Write out the whole of the material exactly.

— Start INFORMATION SUPPLIED —

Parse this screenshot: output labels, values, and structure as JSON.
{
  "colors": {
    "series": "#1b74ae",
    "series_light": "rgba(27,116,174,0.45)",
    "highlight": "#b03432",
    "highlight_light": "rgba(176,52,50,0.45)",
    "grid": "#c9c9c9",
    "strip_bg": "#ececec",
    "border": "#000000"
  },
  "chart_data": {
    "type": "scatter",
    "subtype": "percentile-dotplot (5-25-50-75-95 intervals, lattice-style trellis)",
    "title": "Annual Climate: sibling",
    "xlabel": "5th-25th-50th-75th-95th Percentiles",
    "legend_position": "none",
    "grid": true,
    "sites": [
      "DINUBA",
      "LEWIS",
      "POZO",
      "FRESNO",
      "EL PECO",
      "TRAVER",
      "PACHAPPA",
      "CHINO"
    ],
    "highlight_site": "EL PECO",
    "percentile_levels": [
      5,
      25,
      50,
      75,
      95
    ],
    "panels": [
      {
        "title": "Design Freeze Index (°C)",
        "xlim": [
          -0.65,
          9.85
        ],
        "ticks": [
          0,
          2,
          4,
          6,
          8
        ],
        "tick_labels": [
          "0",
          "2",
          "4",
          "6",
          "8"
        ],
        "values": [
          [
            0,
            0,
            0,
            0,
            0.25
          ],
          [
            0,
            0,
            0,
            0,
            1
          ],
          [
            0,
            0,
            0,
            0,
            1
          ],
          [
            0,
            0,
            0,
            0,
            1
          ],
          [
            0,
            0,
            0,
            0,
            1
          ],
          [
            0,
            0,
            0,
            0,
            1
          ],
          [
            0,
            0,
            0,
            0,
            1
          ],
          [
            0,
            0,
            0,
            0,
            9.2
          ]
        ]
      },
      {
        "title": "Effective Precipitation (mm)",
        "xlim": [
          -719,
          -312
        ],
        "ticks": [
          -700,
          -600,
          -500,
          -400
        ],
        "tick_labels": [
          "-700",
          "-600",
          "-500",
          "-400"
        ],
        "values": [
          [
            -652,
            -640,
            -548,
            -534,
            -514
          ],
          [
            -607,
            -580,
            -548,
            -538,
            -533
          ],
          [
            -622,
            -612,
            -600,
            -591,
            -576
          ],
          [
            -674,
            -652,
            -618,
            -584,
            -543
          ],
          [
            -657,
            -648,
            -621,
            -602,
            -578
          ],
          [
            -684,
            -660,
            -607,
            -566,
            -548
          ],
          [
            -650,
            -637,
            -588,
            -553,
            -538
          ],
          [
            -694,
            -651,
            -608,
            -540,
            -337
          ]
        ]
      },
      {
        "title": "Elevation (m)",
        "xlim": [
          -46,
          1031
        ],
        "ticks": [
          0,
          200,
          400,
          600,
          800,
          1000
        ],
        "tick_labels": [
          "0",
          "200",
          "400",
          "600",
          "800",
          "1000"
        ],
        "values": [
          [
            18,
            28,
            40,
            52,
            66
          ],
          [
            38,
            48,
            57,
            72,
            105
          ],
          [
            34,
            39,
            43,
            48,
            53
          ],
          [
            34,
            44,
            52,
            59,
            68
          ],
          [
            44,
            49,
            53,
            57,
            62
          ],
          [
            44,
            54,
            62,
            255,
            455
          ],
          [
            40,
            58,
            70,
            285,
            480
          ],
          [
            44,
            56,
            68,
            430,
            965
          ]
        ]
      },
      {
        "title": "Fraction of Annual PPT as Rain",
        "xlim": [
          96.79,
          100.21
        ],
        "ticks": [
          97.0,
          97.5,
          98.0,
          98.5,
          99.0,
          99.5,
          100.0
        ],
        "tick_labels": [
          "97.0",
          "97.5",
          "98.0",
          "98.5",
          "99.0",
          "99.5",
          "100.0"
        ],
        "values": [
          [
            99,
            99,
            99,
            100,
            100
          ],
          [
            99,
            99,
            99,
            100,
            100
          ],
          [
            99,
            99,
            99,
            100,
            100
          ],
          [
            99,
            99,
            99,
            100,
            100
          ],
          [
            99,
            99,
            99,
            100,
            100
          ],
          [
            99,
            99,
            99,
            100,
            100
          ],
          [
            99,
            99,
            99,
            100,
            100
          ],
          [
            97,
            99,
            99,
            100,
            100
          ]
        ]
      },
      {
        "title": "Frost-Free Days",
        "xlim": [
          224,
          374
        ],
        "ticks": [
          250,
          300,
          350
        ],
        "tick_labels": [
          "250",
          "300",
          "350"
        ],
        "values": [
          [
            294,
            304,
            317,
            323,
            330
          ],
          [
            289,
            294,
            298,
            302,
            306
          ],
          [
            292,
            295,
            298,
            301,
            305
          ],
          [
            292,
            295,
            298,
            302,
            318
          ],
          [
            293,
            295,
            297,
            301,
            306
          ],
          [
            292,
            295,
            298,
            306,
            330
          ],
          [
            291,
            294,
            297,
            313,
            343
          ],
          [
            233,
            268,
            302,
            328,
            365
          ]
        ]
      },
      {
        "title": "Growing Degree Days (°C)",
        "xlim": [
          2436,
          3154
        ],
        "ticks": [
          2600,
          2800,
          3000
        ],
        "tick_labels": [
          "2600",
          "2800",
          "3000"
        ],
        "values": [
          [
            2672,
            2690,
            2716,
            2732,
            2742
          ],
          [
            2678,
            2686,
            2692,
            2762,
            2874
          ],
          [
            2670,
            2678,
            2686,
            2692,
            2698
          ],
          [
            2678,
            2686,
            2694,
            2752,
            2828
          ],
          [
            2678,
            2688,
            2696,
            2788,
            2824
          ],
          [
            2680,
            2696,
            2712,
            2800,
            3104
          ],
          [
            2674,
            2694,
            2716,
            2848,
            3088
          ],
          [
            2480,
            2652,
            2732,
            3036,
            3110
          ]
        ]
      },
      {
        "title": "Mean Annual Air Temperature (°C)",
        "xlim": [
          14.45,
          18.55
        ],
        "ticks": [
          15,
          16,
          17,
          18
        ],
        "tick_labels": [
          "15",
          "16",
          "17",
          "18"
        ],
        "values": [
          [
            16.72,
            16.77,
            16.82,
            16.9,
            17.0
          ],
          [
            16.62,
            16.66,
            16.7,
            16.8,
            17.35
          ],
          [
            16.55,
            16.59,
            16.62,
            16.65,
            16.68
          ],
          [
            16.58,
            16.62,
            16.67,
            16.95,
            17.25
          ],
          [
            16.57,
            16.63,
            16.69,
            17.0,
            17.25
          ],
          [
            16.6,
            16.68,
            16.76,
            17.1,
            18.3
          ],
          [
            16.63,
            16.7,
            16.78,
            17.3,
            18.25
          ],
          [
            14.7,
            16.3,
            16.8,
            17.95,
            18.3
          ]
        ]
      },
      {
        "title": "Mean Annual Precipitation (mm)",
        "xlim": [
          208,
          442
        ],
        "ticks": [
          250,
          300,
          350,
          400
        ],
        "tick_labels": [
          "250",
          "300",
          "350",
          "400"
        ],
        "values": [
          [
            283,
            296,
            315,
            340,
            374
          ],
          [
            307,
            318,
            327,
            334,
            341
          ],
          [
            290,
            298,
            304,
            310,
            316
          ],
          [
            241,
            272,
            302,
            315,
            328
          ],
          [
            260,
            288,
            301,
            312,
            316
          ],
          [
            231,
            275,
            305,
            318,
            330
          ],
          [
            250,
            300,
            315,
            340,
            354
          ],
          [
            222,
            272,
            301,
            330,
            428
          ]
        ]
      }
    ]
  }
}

— End INFORMATION SUPPLIED —

**EXPECTED ANSWER**.
Parse this screenshot: output labels, values, and structure as JSON.
{
  "colors": {
    "series": "#1b74ae",
    "series_light": "rgba(27,116,174,0.45)",
    "highlight": "#b03432",
    "highlight_light": "rgba(176,52,50,0.45)",
    "grid": "#c9c9c9",
    "strip_bg": "#ececec",
    "border": "#000000"
  },
  "chart_data": {
    "type": "scatter",
    "subtype": "percentile-dotplot (5-25-50-75-95 intervals, lattice-style trellis)",
    "title": "Annual Climate: sibling",
    "xlabel": "5th-25th-50th-75th-95th Percentiles",
    "legend_position": "none",
    "grid": true,
    "sites": [
      "DINUBA",
      "LEWIS",
      "POZO",
      "FRESNO",
      "EL PECO",
      "TRAVER",
      "PACHAPPA",
      "CHINO"
    ],
    "highlight_site": "EL PECO",
    "percentile_levels": [
      5,
      25,
      50,
      75,
      95
    ],
    "panels": [
      {
        "title": "Design Freeze Index (°C)",
        "xlim": [
          -0.65,
          9.85
        ],
        "ticks": [
          0,
          2,
          4,
          6,
          8
        ],
        "tick_labels": [
          "0",
          "2",
          "4",
          "6",
          "8"
        ],
        "values": [
          [
            0,
            0,
            0,
            0,
            0.25
          ],
          [
            0,
            0,
            0,
            0,
            1
          ],
          [
            0,
            0,
            0,
            0,
            1
          ],
          [
            0,
            0,
            0,
            0,
            1
          ],
          [
            0,
            0,
            0,
            0,
            1
          ],
          [
            0,
            0,
            0,
            0,
            1
          ],
          [
            0,
            0,
            0,
            0,
            1
          ],
          [
            0,
            0,
            0,
            0,
            9.2
          ]
        ]
      },
      {
        "title": "Effective Precipitation (mm)",
        "xlim": [
          -719,
          -312
        ],
        "ticks": [
          -700,
          -600,
          -500,
          -400
        ],
        "tick_labels": [
          "-700",
          "-600",
          "-500",
          "-400"
        ],
        "values": [
          [
            -652,
            -640,
            -548,
            -534,
            -514
          ],
          [
            -607,
            -580,
            -548,
            -538,
            -533
          ],
          [
            -622,
            -612,
            -600,
            -591,
            -576
          ],
          [
            -674,
            -652,
            -618,
            -584,
            -543
          ],
          [
            -657,
            -648,
            -621,
            -602,
            -578
          ],
          [
            -684,
            -660,
            -607,
            -566,
            -548
          ],
          [
            -650,
            -637,
            -588,
            -553,
            -538
          ],
          [
            -694,
            -651,
            -608,
            -540,
            -337
          ]
        ]
      },
      {
        "title": "Elevation (m)",
        "xlim": [
          -46,
          1031
        ],
        "ticks": [
          0,
          200,
          400,
          600,
          800,
          1000
        ],
        "tick_labels": [
          "0",
          "200",
          "400",
          "600",
          "800",
          "1000"
        ],
        "values": [
          [
            18,
            28,
            40,
            52,
            66
          ],
          [
            38,
            48,
            57,
            72,
            105
          ],
          [
            34,
            39,
            43,
            48,
            53
          ],
          [
            34,
            44,
            52,
            59,
            68
          ],
          [
            44,
            49,
            53,
            57,
            62
          ],
          [
            44,
            54,
            62,
            255,
            455
          ],
          [
            40,
            58,
            70,
            285,
            480
          ],
          [
            44,
            56,
            68,
            430,
            965
          ]
        ]
      },
      {
        "title": "Fraction of Annual PPT as Rain",
        "xlim": [
          96.79,
          100.21
        ],
        "ticks": [
          97.0,
          97.5,
          98.0,
          98.5,
          99.0,
          99.5,
          100.0
        ],
        "tick_labels": [
          "97.0",
          "97.5",
          "98.0",
          "98.5",
          "99.0",
          "99.5",
          "100.0"
        ],
        "values": [
          [
            99,
            99,
            99,
            100,
            100
          ],
          [
            99,
            99,
            99,
            100,
            100
          ],
          [
            99,
            99,
            99,
            100,
            100
          ],
          [
            99,
            99,
            99,
            100,
            100
          ],
          [
            99,
            99,
            99,
            100,
            100
          ],
          [
            99,
            99,
            99,
            100,
            100
          ],
          [
            99,
            99,
            99,
            100,
            100
          ],
          [
            97,
            99,
            99,
            100,
            100
          ]
        ]
      },
      {
        "title": "Frost-Free Days",
        "xlim": [
          224,
          374
        ],
        "ticks": [
          250,
          300,
          350
        ],
        "tick_labels": [
          "250",
          "300",
          "350"
        ],
        "values": [
          [
            294,
            304,
            317,
            323,
            330
          ],
          [
            289,
            294,
            298,
            302,
            306
          ],
          [
            292,
            295,
            298,
            301,
            305
          ],
          [
            292,
            295,
            298,
            302,
            318
          ],
          [
            293,
            295,
            297,
            301,
            306
          ],
          [
            292,
            295,
            298,
            306,
            330
          ],
          [
            291,
            294,
            297,
            313,
            343
          ],
          [
            233,
            268,
            302,
            328,
            365
          ]
        ]
      },
      {
        "title": "Growing Degree Days (°C)",
        "xlim": [
          2436,
          3154
        ],
        "ticks": [
          2600,
          2800,
          3000
        ],
        "tick_labels": [
          "2600",
          "2800",
          "3000"
        ],
        "values": [
          [
            2672,
            2690,
            2716,
            2732,
            2742
          ],
          [
            2678,
            2686,
            2692,
            2762,
            2874
          ],
          [
            2670,
            2678,
            2686,
            2692,
            2698
          ],
          [
            2678,
            2686,
            2694,
            2752,
            2828
          ],
          [
            2678,
            2688,
            2696,
            2788,
            2824
          ],
          [
            2680,
            2696,
            2712,
            2800,
            3104
          ],
          [
            2674,
            2694,
            2716,
            2848,
            3088
          ],
          [
            2480,
            2652,
            2732,
            3036,
            3110
          ]
        ]
      },
      {
        "title": "Mean Annual Air Temperature (°C)",
        "xlim": [
          14.45,
          18.55
        ],
        "ticks": [
          15,
          16,
          17,
          18
        ],
        "tick_labels": [
          "15",
          "16",
          "17",
          "18"
        ],
        "values": [
          [
            16.72,
            16.77,
            16.82,
            16.9,
            17.0
          ],
          [
            16.62,
            16.66,
            16.7,
            16.8,
            17.35
          ],
          [
            16.55,
            16.59,
            16.62,
            16.65,
            16.68
          ],
          [
            16.58,
            16.62,
            16.67,
            16.95,
            17.25
          ],
          [
            16.57,
            16.63,
            16.69,
            17.0,
            17.25
          ],
          [
            16.6,
            16.68,
            16.76,
            17.1,
            18.3
          ],
          [
            16.63,
            16.7,
            16.78,
            17.3,
            18.25
          ],
          [
            14.7,
            16.3,
            16.8,
            17.95,
            18.3
          ]
        ]
      },
      {
        "title": "Mean Annual Precipitation (mm)",
        "xlim": [
          208,
          442
        ],
        "ticks": [
          250,
          300,
          350,
          400
        ],
        "tick_labels": [
          "250",
          "300",
          "350",
          "400"
        ],
        "values": [
          [
            283,
            296,
            315,
            340,
            374
          ],
          [
            307,
            318,
            327,
            334,
            341
          ],
          [
            290,
            298,
            304,
            310,
            316
          ],
          [
            241,
            272,
            302,
            315,
            328
          ],
          [
            260,
            288,
            301,
            312,
            316
          ],
          [
            231,
            275,
            305,
            318,
            330
          ],
          [
            250,
            300,
            315,
            340,
            354
          ],
          [
            222,
            272,
            301,
            330,
            428
          ]
        ]
      }
    ]
  }
}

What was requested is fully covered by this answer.